STATED GOAL
In the listing below, find every line with the string "recomend" and pull it out.

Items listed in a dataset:
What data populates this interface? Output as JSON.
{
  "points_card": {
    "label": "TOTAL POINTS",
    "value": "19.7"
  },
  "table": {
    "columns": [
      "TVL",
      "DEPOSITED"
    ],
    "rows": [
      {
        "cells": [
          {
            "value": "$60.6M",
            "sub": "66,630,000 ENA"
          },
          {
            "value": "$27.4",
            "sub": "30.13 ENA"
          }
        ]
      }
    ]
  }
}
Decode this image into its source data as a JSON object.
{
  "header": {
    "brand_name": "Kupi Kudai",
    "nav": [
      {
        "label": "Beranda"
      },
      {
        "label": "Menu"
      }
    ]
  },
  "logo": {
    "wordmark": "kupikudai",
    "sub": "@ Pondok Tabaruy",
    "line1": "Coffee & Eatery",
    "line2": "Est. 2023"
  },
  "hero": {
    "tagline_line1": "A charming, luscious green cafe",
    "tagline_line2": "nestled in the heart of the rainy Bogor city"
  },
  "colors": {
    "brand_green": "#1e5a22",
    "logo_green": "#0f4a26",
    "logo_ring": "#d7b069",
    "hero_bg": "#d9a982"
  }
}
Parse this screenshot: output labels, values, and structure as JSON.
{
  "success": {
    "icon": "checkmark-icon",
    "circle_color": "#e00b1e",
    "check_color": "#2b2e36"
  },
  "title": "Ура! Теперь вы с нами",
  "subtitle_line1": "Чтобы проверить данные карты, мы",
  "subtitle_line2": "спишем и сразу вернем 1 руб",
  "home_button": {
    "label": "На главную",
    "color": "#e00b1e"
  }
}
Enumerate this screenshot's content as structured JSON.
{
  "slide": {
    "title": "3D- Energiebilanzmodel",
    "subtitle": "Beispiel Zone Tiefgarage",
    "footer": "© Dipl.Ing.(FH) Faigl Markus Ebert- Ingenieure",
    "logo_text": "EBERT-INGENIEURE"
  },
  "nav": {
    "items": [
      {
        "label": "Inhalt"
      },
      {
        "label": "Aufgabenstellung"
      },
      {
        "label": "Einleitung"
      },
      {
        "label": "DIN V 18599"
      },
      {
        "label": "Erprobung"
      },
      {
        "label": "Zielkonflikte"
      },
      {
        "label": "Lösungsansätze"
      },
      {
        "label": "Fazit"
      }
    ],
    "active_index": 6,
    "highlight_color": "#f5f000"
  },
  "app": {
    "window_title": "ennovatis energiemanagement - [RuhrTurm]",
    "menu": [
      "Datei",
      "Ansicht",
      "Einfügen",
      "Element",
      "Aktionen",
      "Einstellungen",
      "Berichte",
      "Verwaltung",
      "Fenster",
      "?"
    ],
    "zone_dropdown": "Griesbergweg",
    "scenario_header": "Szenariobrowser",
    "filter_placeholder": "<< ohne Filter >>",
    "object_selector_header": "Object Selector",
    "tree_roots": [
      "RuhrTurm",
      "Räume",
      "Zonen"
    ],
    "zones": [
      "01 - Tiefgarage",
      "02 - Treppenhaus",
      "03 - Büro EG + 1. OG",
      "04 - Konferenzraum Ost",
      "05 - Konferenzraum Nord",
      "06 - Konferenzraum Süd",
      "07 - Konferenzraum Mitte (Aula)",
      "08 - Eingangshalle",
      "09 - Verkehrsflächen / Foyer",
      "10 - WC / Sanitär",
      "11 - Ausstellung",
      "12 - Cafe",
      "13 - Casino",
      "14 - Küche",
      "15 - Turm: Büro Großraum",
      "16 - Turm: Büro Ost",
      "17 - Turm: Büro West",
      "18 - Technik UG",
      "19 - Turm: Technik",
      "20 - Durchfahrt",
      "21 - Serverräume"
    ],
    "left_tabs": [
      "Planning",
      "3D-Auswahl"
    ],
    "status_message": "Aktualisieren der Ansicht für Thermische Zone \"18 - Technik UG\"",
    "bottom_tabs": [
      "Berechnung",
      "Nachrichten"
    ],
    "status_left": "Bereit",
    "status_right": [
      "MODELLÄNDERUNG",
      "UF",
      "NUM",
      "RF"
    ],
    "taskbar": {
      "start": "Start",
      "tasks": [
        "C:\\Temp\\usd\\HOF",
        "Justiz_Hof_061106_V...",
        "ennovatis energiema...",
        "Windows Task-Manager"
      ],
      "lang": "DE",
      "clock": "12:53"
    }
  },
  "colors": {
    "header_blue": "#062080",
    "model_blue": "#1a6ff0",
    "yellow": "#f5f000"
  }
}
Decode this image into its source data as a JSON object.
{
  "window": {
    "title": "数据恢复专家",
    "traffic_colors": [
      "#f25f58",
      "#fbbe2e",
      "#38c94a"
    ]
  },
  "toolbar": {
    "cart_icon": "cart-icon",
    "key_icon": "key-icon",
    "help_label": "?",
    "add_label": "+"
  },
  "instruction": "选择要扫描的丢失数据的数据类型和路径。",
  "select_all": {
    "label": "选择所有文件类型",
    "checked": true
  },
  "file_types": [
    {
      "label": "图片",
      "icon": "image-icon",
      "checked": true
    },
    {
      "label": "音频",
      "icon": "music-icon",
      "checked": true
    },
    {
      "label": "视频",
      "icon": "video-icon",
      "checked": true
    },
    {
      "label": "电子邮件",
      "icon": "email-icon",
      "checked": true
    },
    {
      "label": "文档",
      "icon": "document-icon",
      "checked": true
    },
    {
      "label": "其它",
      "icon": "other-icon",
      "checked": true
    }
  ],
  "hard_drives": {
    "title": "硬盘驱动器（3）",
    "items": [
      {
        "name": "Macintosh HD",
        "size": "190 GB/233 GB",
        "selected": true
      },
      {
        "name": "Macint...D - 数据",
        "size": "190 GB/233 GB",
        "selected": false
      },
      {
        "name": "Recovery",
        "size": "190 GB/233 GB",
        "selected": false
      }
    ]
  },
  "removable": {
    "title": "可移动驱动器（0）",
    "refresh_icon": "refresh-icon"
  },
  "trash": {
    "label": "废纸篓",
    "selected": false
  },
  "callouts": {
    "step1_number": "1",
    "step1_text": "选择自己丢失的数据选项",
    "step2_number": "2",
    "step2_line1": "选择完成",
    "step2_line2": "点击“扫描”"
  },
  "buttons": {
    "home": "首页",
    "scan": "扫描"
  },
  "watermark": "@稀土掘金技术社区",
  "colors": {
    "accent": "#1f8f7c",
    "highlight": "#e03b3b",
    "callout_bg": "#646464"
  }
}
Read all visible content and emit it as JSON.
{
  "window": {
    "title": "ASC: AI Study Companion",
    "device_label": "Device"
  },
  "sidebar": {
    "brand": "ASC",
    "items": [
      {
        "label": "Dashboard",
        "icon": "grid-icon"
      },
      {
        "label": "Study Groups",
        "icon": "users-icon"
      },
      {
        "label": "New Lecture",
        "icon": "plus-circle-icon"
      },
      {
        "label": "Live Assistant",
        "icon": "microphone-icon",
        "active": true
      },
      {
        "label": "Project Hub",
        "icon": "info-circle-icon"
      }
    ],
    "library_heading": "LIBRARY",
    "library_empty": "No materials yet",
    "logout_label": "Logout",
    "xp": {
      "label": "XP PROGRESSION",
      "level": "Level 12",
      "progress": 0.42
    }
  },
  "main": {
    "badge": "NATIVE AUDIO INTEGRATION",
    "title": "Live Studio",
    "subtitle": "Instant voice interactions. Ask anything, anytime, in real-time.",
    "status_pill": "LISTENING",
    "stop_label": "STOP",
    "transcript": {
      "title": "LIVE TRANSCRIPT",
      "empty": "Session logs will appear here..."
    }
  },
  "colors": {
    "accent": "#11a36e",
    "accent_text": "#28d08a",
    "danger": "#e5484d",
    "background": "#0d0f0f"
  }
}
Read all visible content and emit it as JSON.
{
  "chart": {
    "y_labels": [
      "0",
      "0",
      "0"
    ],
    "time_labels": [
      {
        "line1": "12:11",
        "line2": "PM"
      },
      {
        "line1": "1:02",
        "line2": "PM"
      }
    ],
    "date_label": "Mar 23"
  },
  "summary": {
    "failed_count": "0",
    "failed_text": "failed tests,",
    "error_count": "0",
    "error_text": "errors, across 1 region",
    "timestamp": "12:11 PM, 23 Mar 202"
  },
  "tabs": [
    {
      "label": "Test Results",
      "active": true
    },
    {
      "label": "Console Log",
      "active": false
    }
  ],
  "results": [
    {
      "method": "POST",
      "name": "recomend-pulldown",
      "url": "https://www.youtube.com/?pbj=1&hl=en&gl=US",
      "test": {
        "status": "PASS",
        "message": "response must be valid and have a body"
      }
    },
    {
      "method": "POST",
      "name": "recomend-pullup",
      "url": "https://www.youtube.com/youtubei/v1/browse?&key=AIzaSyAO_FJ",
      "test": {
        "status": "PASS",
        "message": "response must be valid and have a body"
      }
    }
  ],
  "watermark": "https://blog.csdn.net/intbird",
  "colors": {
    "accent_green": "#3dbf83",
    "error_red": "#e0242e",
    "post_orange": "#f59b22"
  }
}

WRITTEN ANSWER
      "name": "recomend-pulldown",
      "name": "recomend-pullup",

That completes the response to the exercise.